Objective |
Pick out each line containing the string "CLUB".

========================================

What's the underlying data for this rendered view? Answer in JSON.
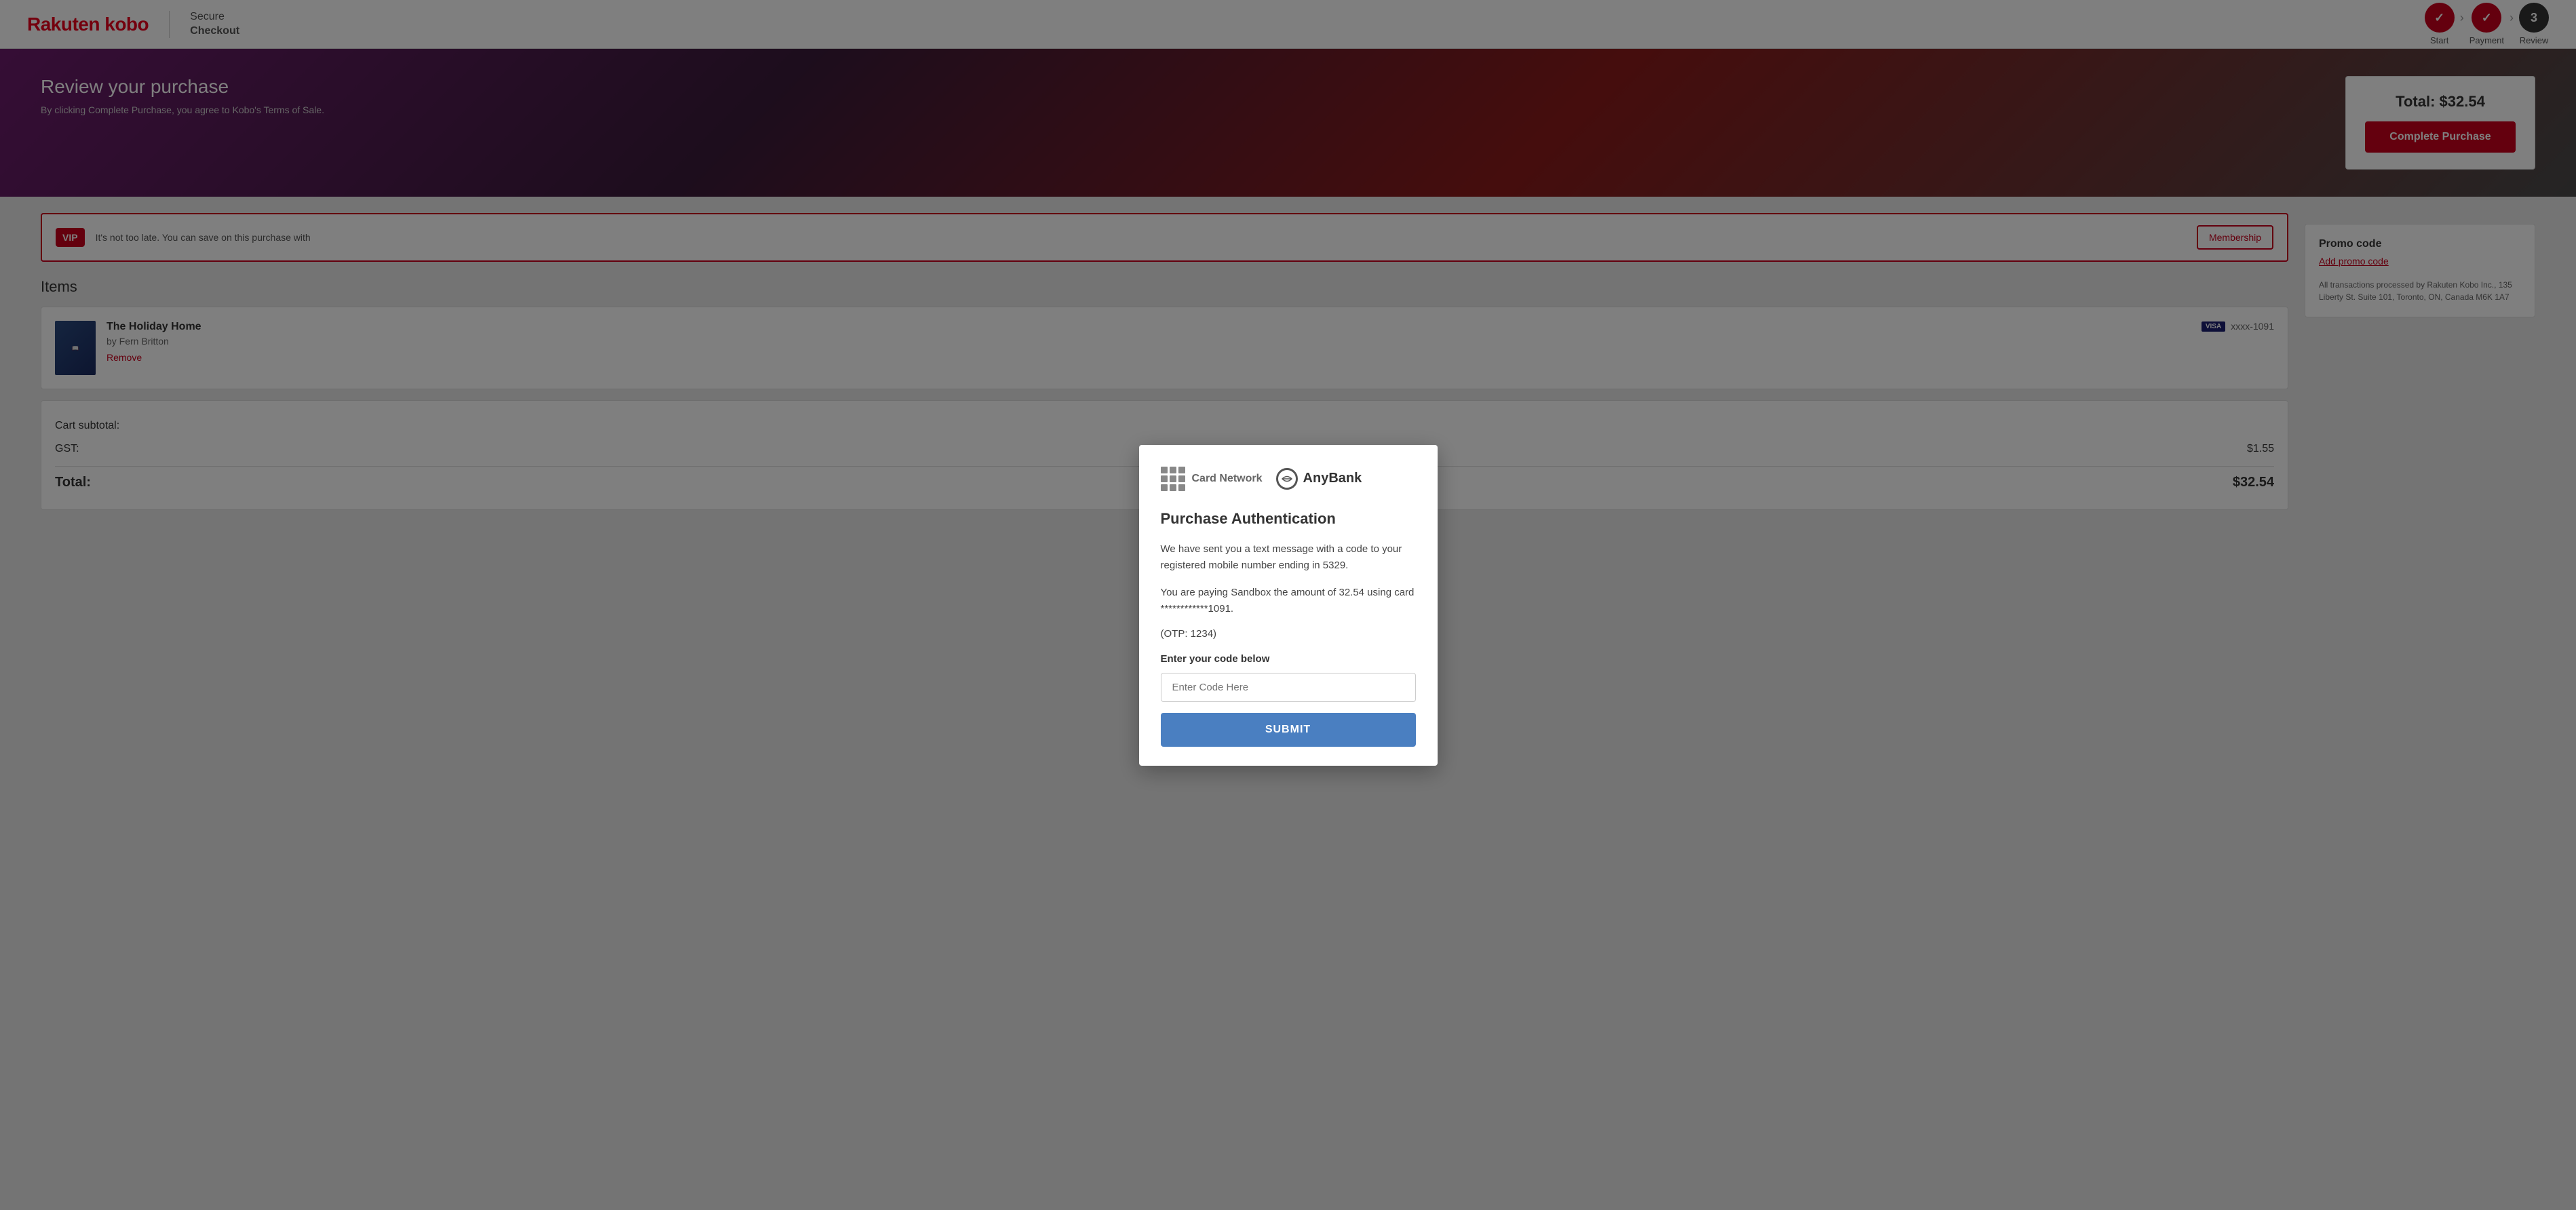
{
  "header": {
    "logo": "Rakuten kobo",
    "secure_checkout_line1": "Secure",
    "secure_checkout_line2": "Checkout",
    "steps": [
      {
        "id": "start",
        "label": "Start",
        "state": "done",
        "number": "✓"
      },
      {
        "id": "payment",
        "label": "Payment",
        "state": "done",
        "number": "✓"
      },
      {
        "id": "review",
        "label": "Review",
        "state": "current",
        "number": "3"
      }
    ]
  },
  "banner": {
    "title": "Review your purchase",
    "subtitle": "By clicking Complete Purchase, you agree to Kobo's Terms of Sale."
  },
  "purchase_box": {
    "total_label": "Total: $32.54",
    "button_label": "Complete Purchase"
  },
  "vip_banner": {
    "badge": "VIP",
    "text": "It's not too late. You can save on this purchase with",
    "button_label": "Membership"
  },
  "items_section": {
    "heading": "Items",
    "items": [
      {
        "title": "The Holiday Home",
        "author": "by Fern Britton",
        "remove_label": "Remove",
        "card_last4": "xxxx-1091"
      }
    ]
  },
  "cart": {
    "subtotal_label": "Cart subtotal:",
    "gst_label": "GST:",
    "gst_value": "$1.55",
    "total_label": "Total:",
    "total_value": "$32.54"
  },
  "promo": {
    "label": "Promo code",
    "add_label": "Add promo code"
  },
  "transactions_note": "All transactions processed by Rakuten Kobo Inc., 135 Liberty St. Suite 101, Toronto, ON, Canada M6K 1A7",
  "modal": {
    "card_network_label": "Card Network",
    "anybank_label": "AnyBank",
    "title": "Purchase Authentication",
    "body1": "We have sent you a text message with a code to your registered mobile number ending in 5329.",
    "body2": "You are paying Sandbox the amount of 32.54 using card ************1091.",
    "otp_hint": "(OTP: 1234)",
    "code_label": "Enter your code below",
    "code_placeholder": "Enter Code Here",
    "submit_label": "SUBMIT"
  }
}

========================================

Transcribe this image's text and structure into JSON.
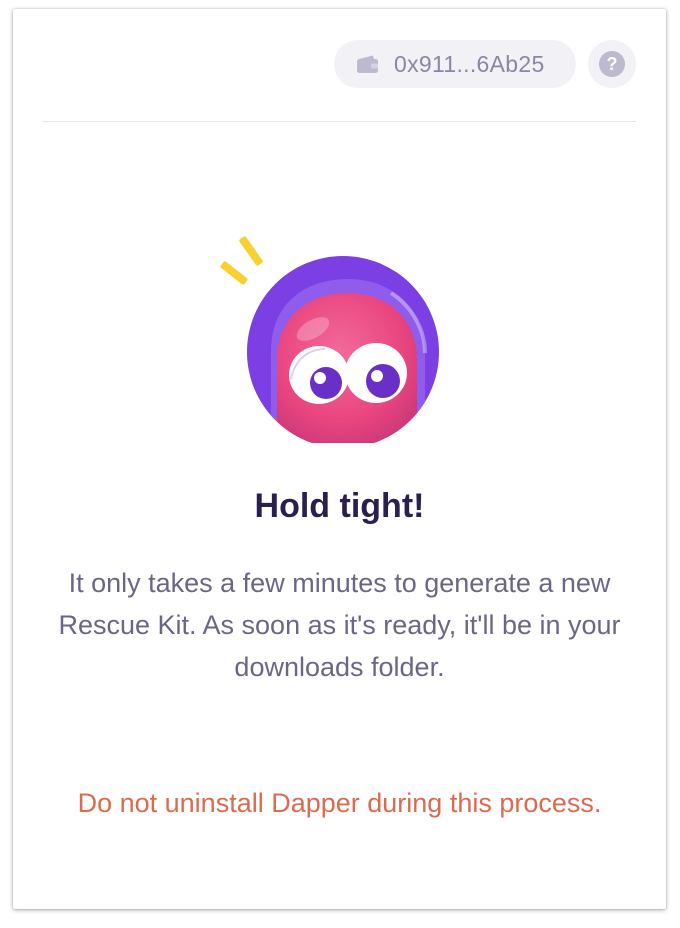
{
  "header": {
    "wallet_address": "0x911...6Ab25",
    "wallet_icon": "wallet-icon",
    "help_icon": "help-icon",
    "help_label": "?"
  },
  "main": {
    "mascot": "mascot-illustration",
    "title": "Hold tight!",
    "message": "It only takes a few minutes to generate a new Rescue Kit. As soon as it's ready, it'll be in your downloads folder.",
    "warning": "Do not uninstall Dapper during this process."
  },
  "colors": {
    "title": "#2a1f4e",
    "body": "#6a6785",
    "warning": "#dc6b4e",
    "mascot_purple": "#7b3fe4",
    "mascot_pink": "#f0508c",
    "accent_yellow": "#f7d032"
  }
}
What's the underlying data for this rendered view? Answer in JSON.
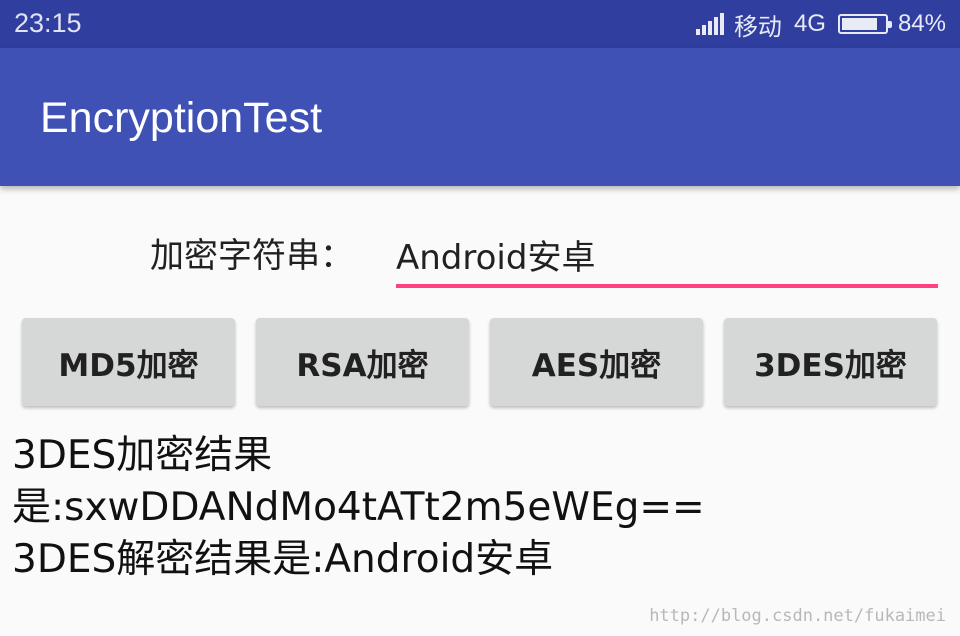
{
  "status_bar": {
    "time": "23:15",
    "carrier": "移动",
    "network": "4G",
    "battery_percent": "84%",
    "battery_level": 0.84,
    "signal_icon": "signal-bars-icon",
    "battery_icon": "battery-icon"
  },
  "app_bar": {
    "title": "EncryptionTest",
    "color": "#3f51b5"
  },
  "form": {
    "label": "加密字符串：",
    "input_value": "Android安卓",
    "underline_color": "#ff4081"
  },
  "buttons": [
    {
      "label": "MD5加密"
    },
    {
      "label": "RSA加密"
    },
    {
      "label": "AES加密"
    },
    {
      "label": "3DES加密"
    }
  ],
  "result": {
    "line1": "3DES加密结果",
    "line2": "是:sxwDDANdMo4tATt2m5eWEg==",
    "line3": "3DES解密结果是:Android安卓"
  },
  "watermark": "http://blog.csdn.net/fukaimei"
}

========================================

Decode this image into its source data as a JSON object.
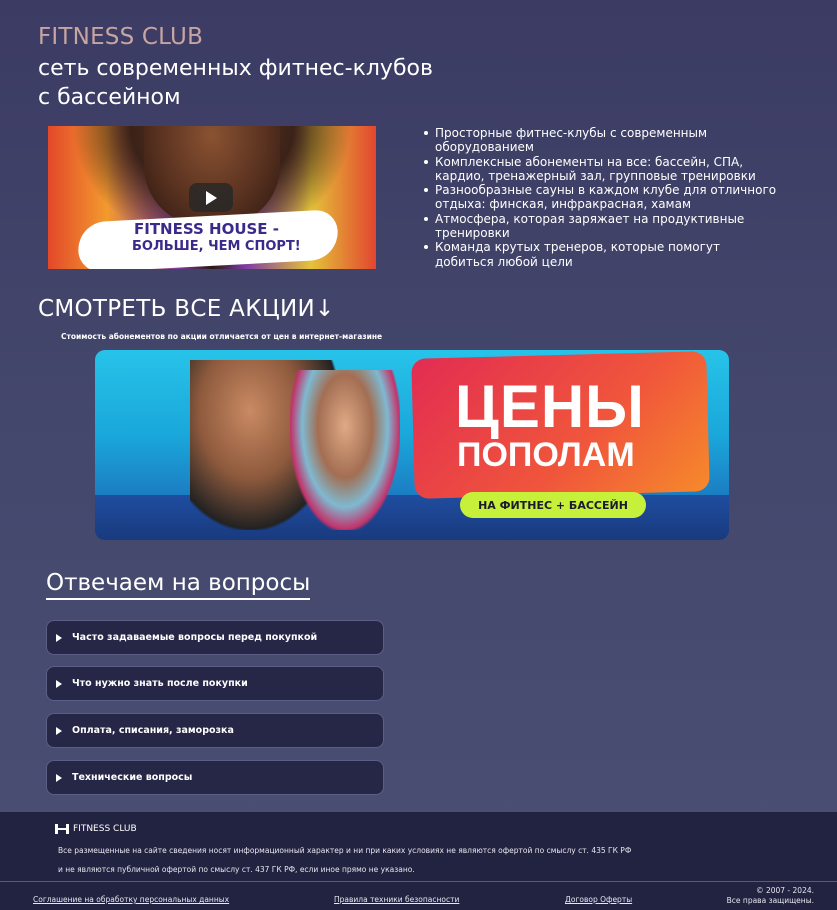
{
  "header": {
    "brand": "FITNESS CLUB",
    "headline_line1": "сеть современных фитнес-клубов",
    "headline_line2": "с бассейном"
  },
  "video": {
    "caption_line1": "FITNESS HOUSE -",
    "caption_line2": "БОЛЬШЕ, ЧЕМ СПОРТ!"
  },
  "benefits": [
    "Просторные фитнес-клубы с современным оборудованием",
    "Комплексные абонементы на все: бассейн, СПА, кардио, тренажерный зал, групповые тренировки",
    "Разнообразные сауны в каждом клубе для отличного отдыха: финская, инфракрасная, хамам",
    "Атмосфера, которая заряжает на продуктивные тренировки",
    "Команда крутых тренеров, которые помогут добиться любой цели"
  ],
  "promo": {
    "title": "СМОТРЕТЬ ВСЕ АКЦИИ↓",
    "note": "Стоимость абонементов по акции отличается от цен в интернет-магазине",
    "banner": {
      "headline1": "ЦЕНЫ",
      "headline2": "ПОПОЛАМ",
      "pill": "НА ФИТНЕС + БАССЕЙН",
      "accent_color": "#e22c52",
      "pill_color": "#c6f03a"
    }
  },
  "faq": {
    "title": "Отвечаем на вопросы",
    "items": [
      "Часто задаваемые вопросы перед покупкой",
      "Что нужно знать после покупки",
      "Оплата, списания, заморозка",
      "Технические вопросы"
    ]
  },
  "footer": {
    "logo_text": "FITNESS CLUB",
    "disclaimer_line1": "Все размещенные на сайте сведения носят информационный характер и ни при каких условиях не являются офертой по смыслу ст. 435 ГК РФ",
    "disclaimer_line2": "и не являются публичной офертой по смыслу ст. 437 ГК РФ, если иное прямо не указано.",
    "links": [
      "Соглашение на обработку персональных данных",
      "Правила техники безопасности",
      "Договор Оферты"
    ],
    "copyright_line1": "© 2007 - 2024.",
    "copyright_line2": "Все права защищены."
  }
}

========================================

Written answer |
    "brand": "FITNESS CLUB",
    "logo_text": "FITNESS CLUB",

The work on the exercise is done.